▸ What you need to do:
Reproduce every entry exactly.

▸ Items:
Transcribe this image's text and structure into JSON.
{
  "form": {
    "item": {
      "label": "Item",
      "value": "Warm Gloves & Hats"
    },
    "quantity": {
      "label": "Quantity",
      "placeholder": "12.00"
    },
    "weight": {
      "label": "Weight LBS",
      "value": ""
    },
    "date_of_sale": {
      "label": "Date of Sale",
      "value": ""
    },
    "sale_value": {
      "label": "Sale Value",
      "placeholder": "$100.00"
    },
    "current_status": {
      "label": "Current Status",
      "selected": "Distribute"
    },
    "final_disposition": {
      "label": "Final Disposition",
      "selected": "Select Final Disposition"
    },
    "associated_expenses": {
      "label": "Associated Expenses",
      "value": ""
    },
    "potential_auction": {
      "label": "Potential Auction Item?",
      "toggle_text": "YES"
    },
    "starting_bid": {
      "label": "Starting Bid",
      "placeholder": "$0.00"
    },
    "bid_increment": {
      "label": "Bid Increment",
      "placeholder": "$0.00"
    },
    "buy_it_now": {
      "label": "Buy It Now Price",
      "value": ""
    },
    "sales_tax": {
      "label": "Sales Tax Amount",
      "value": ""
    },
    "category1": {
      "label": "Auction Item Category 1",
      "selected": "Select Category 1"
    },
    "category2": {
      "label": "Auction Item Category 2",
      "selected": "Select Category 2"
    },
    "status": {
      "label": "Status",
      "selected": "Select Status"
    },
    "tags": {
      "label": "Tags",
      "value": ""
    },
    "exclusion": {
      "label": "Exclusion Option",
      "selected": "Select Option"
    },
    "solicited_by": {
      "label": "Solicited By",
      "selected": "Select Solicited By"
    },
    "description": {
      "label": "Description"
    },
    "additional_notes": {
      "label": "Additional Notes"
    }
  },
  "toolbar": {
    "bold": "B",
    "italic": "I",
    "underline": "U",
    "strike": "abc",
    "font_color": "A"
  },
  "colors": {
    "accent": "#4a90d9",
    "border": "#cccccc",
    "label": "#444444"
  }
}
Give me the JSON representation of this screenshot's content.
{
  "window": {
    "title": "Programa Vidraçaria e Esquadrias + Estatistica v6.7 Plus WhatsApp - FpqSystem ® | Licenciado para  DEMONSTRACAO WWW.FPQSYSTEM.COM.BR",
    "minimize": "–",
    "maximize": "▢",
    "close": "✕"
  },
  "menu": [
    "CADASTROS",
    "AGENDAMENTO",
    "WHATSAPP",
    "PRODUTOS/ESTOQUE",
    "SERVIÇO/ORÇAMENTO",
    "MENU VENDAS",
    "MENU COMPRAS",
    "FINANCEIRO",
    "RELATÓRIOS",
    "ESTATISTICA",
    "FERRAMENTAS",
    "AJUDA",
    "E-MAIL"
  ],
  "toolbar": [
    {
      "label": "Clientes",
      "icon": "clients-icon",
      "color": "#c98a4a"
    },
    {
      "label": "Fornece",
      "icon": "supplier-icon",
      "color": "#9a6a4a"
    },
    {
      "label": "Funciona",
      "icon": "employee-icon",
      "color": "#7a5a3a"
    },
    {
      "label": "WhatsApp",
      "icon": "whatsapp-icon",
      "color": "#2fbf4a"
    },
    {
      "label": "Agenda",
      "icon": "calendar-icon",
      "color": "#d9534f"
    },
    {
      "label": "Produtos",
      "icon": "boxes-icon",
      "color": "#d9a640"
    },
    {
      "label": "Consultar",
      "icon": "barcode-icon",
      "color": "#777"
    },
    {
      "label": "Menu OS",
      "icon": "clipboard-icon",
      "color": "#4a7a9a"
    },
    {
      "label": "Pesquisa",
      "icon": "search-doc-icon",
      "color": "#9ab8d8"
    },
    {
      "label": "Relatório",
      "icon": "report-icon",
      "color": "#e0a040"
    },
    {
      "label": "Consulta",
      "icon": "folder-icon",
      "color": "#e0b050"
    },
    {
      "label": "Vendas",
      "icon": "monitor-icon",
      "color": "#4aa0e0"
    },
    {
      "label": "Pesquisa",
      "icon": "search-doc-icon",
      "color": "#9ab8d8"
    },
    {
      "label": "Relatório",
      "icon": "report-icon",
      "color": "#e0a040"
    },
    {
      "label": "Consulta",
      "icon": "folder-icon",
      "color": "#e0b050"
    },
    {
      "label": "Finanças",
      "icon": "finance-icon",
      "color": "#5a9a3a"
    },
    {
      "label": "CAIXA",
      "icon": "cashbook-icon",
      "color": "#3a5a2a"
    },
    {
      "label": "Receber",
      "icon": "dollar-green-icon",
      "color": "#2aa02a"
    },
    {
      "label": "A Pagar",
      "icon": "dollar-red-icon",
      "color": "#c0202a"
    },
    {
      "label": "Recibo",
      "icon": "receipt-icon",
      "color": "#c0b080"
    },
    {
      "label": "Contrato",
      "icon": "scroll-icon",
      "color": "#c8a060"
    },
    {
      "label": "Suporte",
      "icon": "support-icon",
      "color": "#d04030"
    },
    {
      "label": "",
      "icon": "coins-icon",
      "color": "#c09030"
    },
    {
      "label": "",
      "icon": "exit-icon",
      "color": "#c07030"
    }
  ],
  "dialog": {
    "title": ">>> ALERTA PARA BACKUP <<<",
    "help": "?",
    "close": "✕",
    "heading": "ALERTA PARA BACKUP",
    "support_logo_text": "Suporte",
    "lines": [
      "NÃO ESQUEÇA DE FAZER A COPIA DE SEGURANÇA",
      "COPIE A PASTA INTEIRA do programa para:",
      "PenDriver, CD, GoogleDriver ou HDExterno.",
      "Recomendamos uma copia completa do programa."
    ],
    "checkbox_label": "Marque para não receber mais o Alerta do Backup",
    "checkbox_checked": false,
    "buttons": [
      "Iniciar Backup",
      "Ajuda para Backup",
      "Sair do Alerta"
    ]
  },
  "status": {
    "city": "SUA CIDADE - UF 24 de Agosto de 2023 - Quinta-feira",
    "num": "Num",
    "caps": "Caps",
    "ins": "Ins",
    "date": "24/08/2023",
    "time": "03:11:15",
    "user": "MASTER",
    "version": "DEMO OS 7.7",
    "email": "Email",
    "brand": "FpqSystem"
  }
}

▸ Response:
Transcribe this image's text and structure into JSON.
{
  "form": {
    "item": {
      "label": "Item",
      "value": "Warm Gloves & Hats"
    },
    "quantity": {
      "label": "Quantity",
      "placeholder": "12.00"
    },
    "weight": {
      "label": "Weight LBS",
      "value": ""
    },
    "date_of_sale": {
      "label": "Date of Sale",
      "value": ""
    },
    "sale_value": {
      "label": "Sale Value",
      "placeholder": "$100.00"
    },
    "current_status": {
      "label": "Current Status",
      "selected": "Distribute"
    },
    "final_disposition": {
      "label": "Final Disposition",
      "selected": "Select Final Disposition"
    },
    "associated_expenses": {
      "label": "Associated Expenses",
      "value": ""
    },
    "potential_auction": {
      "label": "Potential Auction Item?",
      "toggle_text": "YES"
    },
    "starting_bid": {
      "label": "Starting Bid",
      "placeholder": "$0.00"
    },
    "bid_increment": {
      "label": "Bid Increment",
      "placeholder": "$0.00"
    },
    "buy_it_now": {
      "label": "Buy It Now Price",
      "value": ""
    },
    "sales_tax": {
      "label": "Sales Tax Amount",
      "value": ""
    },
    "category1": {
      "label": "Auction Item Category 1",
      "selected": "Select Category 1"
    },
    "category2": {
      "label": "Auction Item Category 2",
      "selected": "Select Category 2"
    },
    "status": {
      "label": "Status",
      "selected": "Select Status"
    },
    "tags": {
      "label": "Tags",
      "value": ""
    },
    "exclusion": {
      "label": "Exclusion Option",
      "selected": "Select Option"
    },
    "solicited_by": {
      "label": "Solicited By",
      "selected": "Select Solicited By"
    },
    "description": {
      "label": "Description"
    },
    "additional_notes": {
      "label": "Additional Notes"
    }
  },
  "toolbar": {
    "bold": "B",
    "italic": "I",
    "underline": "U",
    "strike": "abc",
    "font_color": "A"
  },
  "colors": {
    "accent": "#4a90d9",
    "border": "#cccccc",
    "label": "#444444"
  }
}
Give me the JSON representation of this screenshot's content.
{
  "window": {
    "title": "Programa Vidraçaria e Esquadrias + Estatistica v6.7 Plus WhatsApp - FpqSystem ® | Licenciado para  DEMONSTRACAO WWW.FPQSYSTEM.COM.BR",
    "minimize": "–",
    "maximize": "▢",
    "close": "✕"
  },
  "menu": [
    "CADASTROS",
    "AGENDAMENTO",
    "WHATSAPP",
    "PRODUTOS/ESTOQUE",
    "SERVIÇO/ORÇAMENTO",
    "MENU VENDAS",
    "MENU COMPRAS",
    "FINANCEIRO",
    "RELATÓRIOS",
    "ESTATISTICA",
    "FERRAMENTAS",
    "AJUDA",
    "E-MAIL"
  ],
  "toolbar": [
    {
      "label": "Clientes",
      "icon": "clients-icon",
      "color": "#c98a4a"
    },
    {
      "label": "Fornece",
      "icon": "supplier-icon",
      "color": "#9a6a4a"
    },
    {
      "label": "Funciona",
      "icon": "employee-icon",
      "color": "#7a5a3a"
    },
    {
      "label": "WhatsApp",
      "icon": "whatsapp-icon",
      "color": "#2fbf4a"
    },
    {
      "label": "Agenda",
      "icon": "calendar-icon",
      "color": "#d9534f"
    },
    {
      "label": "Produtos",
      "icon": "boxes-icon",
      "color": "#d9a640"
    },
    {
      "label": "Consultar",
      "icon": "barcode-icon",
      "color": "#777"
    },
    {
      "label": "Menu OS",
      "icon": "clipboard-icon",
      "color": "#4a7a9a"
    },
    {
      "label": "Pesquisa",
      "icon": "search-doc-icon",
      "color": "#9ab8d8"
    },
    {
      "label": "Relatório",
      "icon": "report-icon",
      "color": "#e0a040"
    },
    {
      "label": "Consulta",
      "icon": "folder-icon",
      "color": "#e0b050"
    },
    {
      "label": "Vendas",
      "icon": "monitor-icon",
      "color": "#4aa0e0"
    },
    {
      "label": "Pesquisa",
      "icon": "search-doc-icon",
      "color": "#9ab8d8"
    },
    {
      "label": "Relatório",
      "icon": "report-icon",
      "color": "#e0a040"
    },
    {
      "label": "Consulta",
      "icon": "folder-icon",
      "color": "#e0b050"
    },
    {
      "label": "Finanças",
      "icon": "finance-icon",
      "color": "#5a9a3a"
    },
    {
      "label": "CAIXA",
      "icon": "cashbook-icon",
      "color": "#3a5a2a"
    },
    {
      "label": "Receber",
      "icon": "dollar-green-icon",
      "color": "#2aa02a"
    },
    {
      "label": "A Pagar",
      "icon": "dollar-red-icon",
      "color": "#c0202a"
    },
    {
      "label": "Recibo",
      "icon": "receipt-icon",
      "color": "#c0b080"
    },
    {
      "label": "Contrato",
      "icon": "scroll-icon",
      "color": "#c8a060"
    },
    {
      "label": "Suporte",
      "icon": "support-icon",
      "color": "#d04030"
    },
    {
      "label": "",
      "icon": "coins-icon",
      "color": "#c09030"
    },
    {
      "label": "",
      "icon": "exit-icon",
      "color": "#c07030"
    }
  ],
  "dialog": {
    "title": ">>> ALERTA PARA BACKUP <<<",
    "help": "?",
    "close": "✕",
    "heading": "ALERTA PARA BACKUP",
    "support_logo_text": "Suporte",
    "lines": [
      "NÃO ESQUEÇA DE FAZER A COPIA DE SEGURANÇA",
      "COPIE A PASTA INTEIRA do programa para:",
      "PenDriver, CD, GoogleDriver ou HDExterno.",
      "Recomendamos uma copia completa do programa."
    ],
    "checkbox_label": "Marque para não receber mais o Alerta do Backup",
    "checkbox_checked": false,
    "buttons": [
      "Iniciar Backup",
      "Ajuda para Backup",
      "Sair do Alerta"
    ]
  },
  "status": {
    "city": "SUA CIDADE - UF 24 de Agosto de 2023 - Quinta-feira",
    "num": "Num",
    "caps": "Caps",
    "ins": "Ins",
    "date": "24/08/2023",
    "time": "03:11:15",
    "user": "MASTER",
    "version": "DEMO OS 7.7",
    "email": "Email",
    "brand": "FpqSystem"
  }
}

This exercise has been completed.